§ Exercise objective: In the entries below, find every line holding the string "Kingdom" and collect it.

— start of Material provided —

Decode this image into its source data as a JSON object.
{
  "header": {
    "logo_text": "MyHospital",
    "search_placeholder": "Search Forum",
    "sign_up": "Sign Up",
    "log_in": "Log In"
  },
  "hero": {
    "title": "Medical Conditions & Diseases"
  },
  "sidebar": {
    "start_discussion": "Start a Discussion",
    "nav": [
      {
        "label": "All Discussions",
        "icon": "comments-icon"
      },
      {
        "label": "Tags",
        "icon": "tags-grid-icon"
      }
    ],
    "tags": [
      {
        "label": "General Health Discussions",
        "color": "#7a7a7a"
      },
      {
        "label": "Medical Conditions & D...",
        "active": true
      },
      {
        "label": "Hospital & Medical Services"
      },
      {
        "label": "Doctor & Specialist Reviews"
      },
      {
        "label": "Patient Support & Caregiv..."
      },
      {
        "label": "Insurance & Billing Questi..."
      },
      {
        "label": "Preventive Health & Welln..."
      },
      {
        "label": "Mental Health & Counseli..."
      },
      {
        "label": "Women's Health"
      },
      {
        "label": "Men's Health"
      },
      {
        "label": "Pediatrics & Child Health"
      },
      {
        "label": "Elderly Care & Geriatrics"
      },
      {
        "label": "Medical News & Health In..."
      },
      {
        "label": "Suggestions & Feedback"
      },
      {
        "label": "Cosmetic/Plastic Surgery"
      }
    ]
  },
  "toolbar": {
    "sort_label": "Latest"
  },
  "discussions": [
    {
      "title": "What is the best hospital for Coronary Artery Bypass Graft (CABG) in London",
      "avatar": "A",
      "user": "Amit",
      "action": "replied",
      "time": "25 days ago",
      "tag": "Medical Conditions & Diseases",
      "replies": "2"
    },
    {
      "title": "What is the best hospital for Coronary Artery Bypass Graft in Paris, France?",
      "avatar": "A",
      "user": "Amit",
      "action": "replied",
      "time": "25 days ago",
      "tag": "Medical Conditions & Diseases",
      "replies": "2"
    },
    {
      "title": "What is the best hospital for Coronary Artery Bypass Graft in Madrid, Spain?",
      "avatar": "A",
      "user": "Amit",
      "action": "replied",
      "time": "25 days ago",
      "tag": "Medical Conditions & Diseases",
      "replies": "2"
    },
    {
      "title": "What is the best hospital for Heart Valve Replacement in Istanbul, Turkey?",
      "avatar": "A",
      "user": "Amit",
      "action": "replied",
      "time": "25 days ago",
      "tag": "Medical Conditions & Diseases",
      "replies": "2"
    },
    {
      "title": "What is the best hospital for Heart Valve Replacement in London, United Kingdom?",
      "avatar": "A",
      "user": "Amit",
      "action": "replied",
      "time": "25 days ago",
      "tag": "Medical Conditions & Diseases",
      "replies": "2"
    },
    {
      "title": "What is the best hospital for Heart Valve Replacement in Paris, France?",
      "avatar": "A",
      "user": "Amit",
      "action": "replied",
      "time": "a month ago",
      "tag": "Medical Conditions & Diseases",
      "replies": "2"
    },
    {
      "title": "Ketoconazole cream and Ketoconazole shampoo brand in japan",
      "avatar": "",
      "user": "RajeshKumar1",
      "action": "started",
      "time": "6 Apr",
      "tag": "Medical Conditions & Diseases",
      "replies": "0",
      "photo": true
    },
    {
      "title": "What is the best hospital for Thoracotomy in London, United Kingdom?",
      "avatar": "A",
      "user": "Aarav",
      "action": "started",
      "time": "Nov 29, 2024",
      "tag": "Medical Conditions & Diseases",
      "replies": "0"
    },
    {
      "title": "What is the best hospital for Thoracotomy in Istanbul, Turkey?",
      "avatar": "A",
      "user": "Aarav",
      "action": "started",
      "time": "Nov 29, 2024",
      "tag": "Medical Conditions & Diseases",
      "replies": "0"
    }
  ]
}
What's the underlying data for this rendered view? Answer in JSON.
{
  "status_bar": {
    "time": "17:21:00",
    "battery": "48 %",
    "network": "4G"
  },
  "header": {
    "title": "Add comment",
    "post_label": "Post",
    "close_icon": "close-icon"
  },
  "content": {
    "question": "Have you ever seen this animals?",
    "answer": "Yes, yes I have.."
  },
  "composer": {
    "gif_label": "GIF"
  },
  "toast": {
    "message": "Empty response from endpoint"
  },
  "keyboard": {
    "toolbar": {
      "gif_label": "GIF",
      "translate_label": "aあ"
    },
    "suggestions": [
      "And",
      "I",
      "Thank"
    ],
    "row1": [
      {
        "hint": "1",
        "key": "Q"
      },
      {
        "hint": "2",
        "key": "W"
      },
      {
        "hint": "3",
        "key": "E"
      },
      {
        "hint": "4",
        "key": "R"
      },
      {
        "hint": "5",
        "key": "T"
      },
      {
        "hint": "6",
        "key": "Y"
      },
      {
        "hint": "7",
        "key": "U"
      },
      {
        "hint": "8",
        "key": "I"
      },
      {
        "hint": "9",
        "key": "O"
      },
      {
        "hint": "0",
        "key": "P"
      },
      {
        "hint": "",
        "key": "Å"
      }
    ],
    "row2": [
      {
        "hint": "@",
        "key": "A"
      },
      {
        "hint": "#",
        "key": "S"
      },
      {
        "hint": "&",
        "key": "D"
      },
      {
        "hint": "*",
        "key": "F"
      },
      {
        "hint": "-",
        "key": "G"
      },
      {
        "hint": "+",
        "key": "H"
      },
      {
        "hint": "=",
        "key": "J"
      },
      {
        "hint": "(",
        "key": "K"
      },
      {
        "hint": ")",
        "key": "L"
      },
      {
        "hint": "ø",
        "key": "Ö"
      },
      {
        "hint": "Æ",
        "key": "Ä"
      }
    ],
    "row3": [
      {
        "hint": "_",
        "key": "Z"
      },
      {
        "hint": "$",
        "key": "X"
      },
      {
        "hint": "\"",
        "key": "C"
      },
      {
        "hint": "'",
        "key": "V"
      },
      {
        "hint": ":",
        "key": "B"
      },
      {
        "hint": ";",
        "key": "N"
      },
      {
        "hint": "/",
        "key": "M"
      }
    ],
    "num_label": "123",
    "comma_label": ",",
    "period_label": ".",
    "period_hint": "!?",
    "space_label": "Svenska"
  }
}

— end of Material provided —

§ Solution for this exercise:
      "title": "What is the best hospital for Heart Valve Replacement in London, United Kingdom?",
      "title": "What is the best hospital for Thoracotomy in London, United Kingdom?",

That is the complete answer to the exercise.